▸ Exercise directions: From the entries that follow, gather each line holding the word "appropriate".

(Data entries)
◆ ◆ ◆ ◆

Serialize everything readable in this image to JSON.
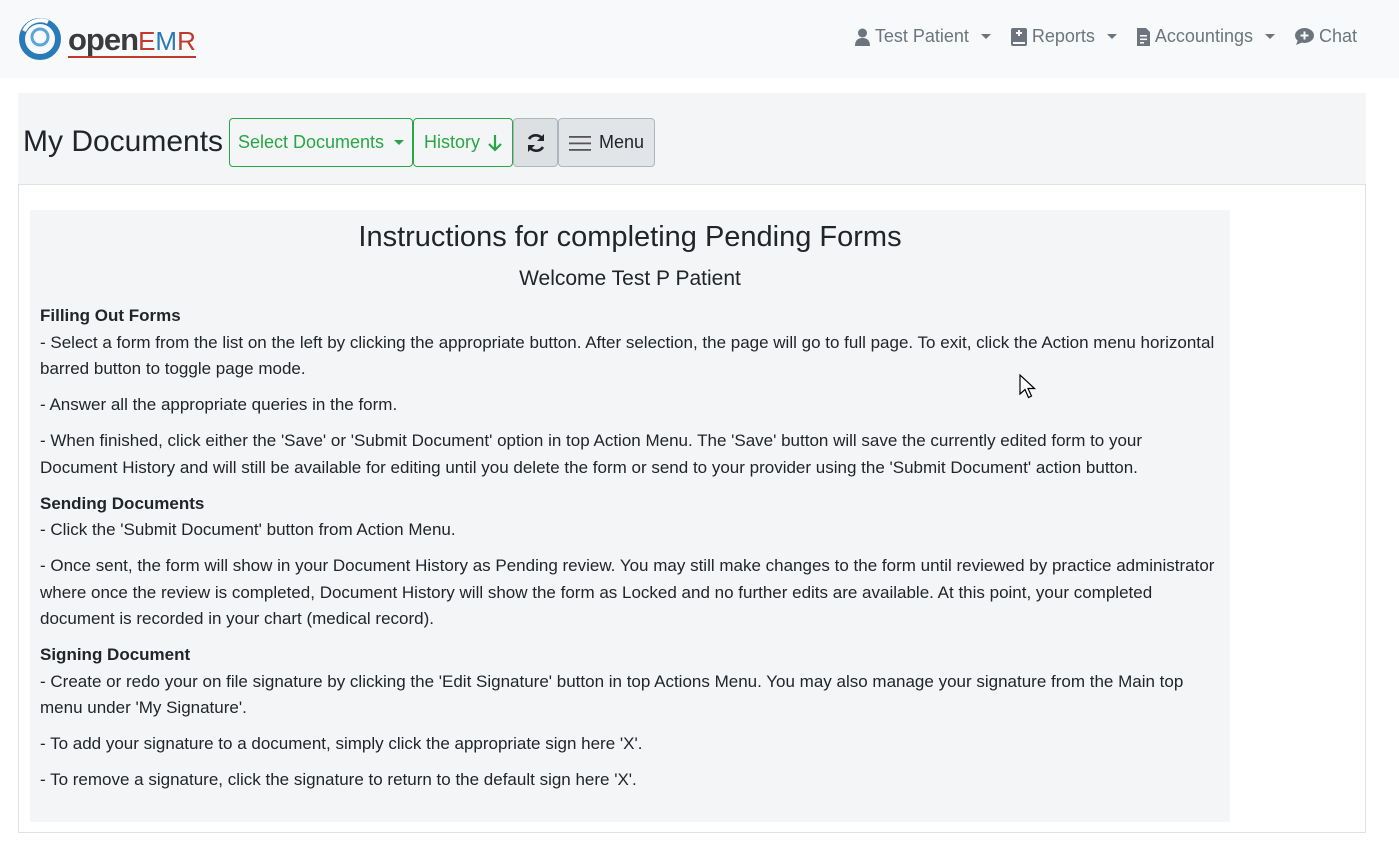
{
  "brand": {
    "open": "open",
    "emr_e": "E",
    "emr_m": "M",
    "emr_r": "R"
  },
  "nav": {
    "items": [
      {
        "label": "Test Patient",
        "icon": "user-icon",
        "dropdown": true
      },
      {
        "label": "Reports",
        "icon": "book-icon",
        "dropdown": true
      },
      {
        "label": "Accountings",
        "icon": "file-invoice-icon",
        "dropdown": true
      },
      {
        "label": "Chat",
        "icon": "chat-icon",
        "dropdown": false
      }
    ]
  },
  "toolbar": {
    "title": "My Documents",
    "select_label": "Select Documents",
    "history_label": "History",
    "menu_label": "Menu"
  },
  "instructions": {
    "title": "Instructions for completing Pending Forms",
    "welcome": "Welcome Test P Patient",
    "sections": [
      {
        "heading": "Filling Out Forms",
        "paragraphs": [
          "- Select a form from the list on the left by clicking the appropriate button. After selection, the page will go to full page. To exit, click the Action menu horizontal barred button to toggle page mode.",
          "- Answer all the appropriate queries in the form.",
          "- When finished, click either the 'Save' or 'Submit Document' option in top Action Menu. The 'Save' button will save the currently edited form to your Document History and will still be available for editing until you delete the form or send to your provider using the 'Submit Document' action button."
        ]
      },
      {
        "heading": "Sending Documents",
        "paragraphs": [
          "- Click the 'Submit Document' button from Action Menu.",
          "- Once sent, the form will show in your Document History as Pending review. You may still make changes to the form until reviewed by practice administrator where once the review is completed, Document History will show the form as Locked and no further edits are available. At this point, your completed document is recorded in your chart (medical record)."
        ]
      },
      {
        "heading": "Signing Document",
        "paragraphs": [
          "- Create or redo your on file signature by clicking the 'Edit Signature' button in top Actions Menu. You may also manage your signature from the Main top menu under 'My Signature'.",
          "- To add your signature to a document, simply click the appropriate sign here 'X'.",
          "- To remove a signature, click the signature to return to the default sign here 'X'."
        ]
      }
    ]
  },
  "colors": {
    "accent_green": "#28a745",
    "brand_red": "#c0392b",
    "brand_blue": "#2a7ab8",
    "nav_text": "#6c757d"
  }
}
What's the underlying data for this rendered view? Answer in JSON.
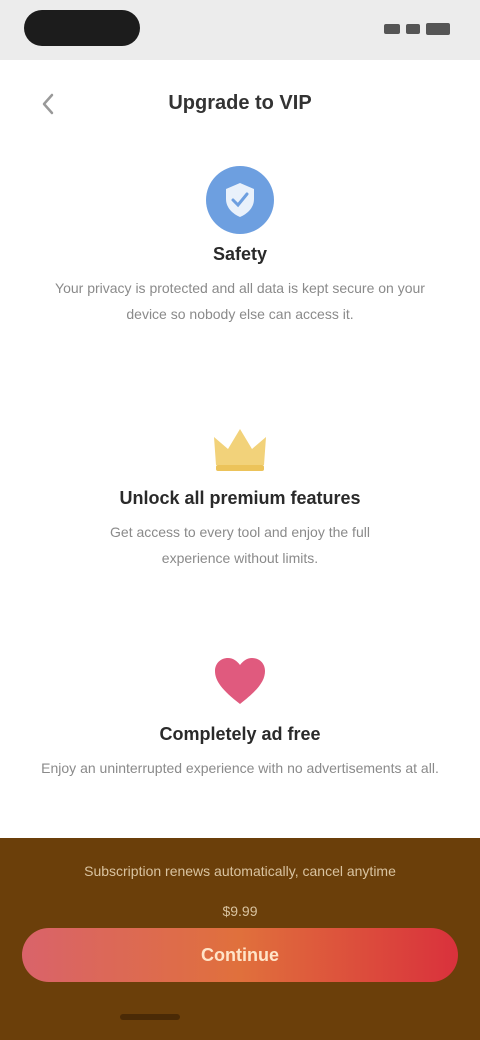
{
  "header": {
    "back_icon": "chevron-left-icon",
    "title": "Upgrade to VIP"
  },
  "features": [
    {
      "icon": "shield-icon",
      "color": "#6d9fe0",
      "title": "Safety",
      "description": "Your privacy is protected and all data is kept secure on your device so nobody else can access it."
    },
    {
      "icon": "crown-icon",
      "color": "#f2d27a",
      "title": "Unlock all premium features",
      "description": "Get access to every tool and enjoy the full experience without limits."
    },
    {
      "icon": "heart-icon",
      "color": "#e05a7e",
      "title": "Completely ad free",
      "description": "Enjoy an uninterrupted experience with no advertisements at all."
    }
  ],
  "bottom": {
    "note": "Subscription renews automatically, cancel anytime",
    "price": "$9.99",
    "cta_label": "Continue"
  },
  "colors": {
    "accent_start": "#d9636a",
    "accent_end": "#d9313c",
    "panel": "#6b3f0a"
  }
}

◆ ◆ ◆ ◆

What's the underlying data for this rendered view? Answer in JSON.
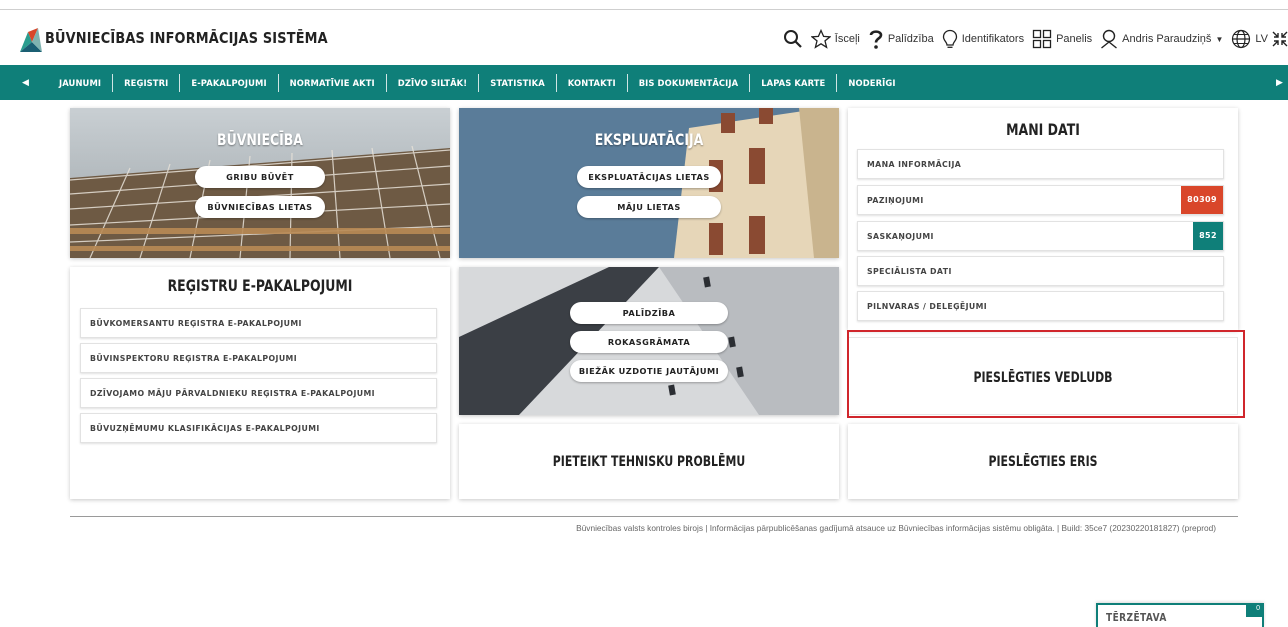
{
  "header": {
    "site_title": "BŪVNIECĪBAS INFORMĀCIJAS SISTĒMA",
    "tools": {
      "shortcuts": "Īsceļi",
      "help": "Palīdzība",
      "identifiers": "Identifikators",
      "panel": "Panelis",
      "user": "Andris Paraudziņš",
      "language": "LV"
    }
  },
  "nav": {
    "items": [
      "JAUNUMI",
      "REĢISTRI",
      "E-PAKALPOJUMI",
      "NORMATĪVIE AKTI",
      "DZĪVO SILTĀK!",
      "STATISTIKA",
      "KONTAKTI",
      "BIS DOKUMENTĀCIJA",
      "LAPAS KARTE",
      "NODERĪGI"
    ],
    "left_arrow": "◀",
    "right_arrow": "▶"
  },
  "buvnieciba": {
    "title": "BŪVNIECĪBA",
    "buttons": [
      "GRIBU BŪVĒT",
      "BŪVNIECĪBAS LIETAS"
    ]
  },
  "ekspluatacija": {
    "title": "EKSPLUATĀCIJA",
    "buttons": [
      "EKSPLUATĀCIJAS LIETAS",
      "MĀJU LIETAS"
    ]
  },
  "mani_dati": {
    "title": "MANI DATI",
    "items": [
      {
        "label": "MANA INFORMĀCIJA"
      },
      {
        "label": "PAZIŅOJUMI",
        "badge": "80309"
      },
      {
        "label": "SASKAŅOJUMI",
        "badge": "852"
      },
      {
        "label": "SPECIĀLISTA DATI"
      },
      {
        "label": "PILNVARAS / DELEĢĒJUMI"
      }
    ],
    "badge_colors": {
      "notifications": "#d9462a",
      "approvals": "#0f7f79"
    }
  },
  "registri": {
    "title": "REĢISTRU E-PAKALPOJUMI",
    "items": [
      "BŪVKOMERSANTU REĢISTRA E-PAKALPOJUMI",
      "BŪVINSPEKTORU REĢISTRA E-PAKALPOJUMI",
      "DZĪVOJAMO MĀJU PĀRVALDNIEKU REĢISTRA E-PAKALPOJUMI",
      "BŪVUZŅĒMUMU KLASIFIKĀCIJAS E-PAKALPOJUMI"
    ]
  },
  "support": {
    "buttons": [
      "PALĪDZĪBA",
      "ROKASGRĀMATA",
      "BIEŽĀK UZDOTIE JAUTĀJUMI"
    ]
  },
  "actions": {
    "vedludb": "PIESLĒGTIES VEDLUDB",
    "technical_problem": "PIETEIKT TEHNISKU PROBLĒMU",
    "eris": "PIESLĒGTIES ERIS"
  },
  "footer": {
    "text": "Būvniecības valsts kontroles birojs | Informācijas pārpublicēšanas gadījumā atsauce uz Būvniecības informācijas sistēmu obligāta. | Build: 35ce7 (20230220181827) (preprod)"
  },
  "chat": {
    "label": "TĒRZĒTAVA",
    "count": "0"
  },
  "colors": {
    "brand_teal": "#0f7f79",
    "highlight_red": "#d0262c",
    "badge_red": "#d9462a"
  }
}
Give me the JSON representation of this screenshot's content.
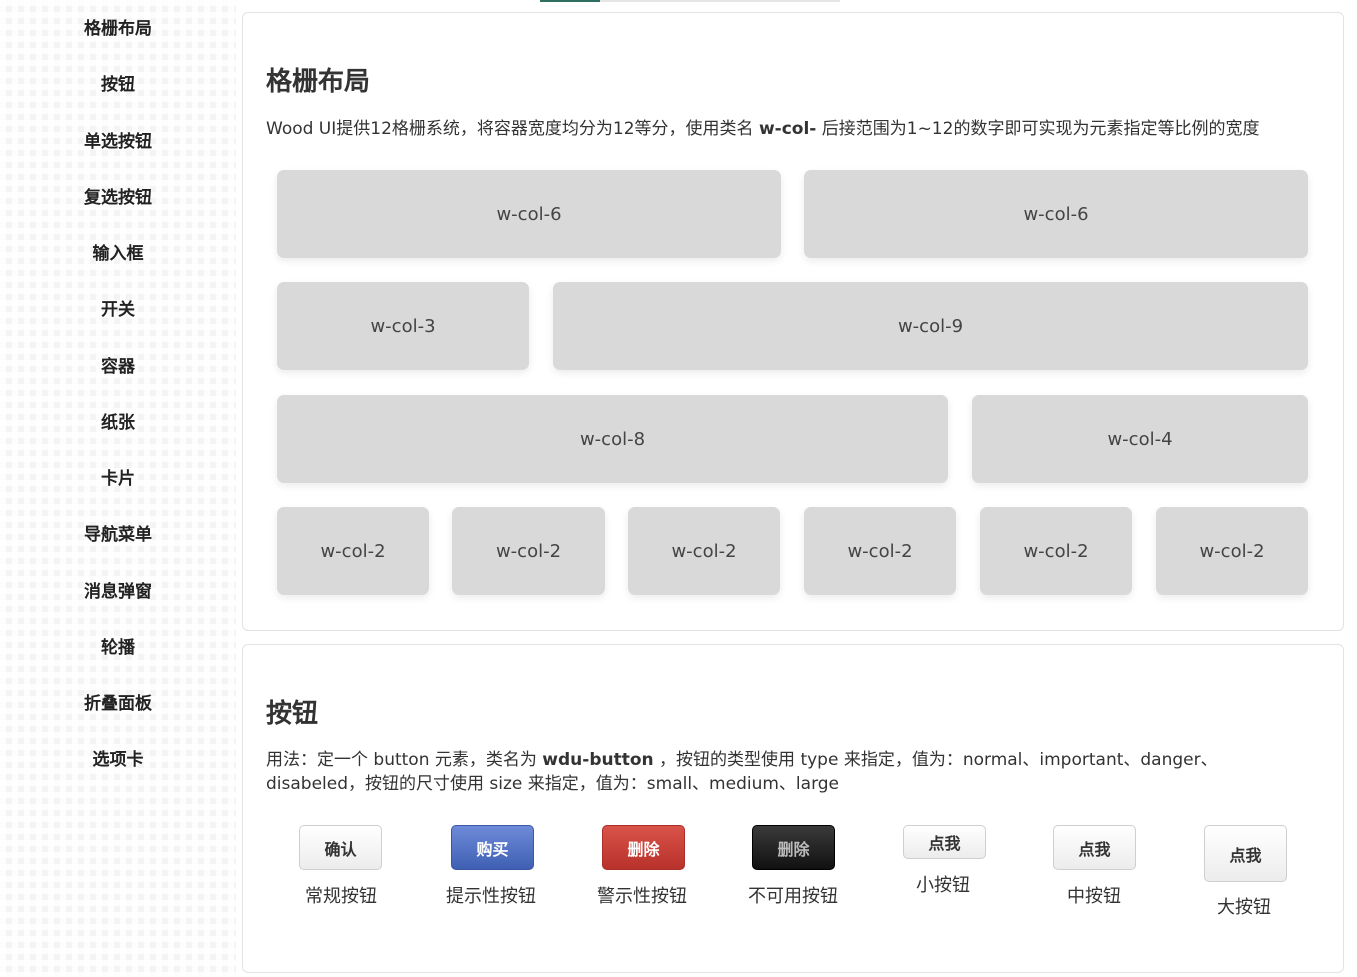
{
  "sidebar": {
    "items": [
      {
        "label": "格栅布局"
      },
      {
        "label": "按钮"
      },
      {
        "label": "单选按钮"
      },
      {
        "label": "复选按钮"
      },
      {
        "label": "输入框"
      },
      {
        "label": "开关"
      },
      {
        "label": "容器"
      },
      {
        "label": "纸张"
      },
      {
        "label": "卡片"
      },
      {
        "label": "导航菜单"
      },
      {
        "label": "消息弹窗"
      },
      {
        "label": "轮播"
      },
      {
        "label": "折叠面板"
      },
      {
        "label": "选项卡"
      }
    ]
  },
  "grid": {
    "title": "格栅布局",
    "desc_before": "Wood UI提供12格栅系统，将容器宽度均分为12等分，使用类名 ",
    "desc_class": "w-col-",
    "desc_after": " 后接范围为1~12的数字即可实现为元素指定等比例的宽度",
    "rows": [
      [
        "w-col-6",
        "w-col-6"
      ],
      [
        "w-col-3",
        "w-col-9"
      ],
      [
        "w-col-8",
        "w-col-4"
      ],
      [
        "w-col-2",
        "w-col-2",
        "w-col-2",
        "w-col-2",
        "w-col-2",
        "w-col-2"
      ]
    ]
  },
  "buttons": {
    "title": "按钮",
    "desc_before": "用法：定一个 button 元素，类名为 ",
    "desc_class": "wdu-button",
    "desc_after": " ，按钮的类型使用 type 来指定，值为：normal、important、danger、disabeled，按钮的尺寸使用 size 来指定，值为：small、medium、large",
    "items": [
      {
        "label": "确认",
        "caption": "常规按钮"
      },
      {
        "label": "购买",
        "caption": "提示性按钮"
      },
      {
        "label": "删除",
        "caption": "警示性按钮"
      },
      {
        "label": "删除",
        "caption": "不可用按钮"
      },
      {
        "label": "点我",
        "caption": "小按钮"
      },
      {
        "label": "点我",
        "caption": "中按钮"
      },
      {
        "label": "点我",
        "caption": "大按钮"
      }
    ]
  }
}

◆ ◆ ◆ ◆

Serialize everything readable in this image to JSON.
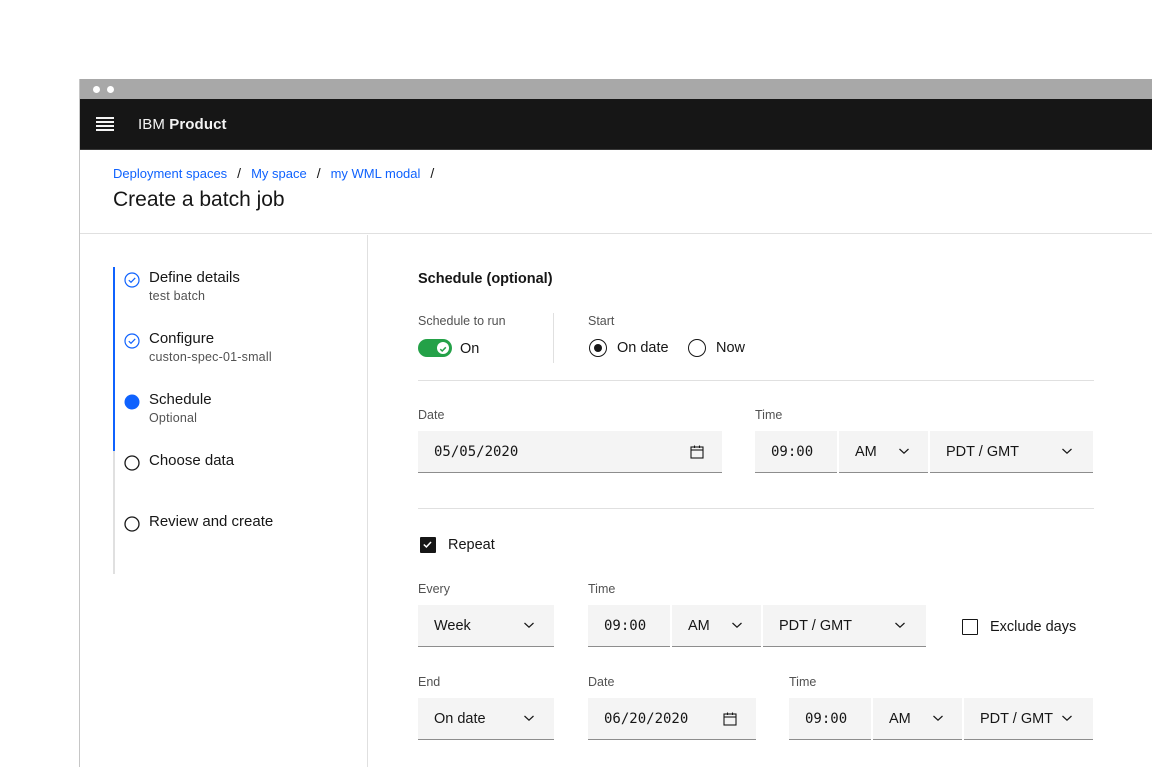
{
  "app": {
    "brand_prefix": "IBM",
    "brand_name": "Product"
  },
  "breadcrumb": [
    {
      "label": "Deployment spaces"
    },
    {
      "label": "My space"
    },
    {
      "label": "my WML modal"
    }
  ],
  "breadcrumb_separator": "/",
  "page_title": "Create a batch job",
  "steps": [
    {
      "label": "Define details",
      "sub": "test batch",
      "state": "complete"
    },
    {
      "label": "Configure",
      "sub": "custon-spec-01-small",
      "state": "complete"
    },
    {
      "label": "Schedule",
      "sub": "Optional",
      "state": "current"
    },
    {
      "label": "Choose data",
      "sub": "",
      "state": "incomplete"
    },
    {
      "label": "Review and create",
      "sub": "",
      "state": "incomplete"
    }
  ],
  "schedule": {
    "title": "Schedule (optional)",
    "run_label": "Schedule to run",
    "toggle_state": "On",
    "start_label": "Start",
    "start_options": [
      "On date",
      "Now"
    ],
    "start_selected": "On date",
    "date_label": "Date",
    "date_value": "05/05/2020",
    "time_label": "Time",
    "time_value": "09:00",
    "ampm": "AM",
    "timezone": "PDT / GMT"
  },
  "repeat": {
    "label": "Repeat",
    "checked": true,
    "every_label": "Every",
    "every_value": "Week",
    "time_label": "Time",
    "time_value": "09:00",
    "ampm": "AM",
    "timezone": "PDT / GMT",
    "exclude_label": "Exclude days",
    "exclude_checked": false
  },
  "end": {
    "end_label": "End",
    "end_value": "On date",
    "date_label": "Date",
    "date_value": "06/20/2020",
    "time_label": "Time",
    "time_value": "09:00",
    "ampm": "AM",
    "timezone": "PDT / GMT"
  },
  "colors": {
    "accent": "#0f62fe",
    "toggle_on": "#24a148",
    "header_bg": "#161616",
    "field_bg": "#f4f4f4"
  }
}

◆ ◆ ◆ ◆

▸ Answer for this exercise:
          "- Select a form from the list on the left by clicking the appropriate button. After selection, the page will go to full page. To exit, click the Action menu horizontal barred button to toggle page mode.",
          "- Answer all the appropriate queries in the form.",
          "- To add your signature to a document, simply click the appropriate sign here 'X'.",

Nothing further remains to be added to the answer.